(Data entries)
============

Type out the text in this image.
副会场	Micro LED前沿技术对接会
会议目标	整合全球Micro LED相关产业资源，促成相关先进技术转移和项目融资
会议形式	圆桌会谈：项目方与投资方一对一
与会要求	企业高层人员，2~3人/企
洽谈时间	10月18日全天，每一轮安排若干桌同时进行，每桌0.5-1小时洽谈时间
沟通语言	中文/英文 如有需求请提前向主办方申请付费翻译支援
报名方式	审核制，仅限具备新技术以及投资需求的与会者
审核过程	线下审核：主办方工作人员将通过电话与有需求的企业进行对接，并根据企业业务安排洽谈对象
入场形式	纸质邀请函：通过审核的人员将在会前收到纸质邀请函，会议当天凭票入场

============

Your task is to quote the listing above word for word.

Type out the text in this image.
副会场	Micro LED前沿技术对接会
会议目标	整合全球Micro LED相关产业资源，促成相关先进技术转移和项目融资
会议形式	圆桌会谈：项目方与投资方一对一
与会要求	企业高层人员，2~3人/企
洽谈时间	10月18日全天，每一轮安排若干桌同时进行，每桌0.5-1小时洽谈时间
沟通语言	中文/英文 如有需求请提前向主办方申请付费翻译支援
报名方式	审核制，仅限具备新技术以及投资需求的与会者
审核过程	线下审核：主办方工作人员将通过电话与有需求的企业进行对接，并根据企业业务安排洽谈对象
入场形式	纸质邀请函：通过审核的人员将在会前收到纸质邀请函，会议当天凭票入场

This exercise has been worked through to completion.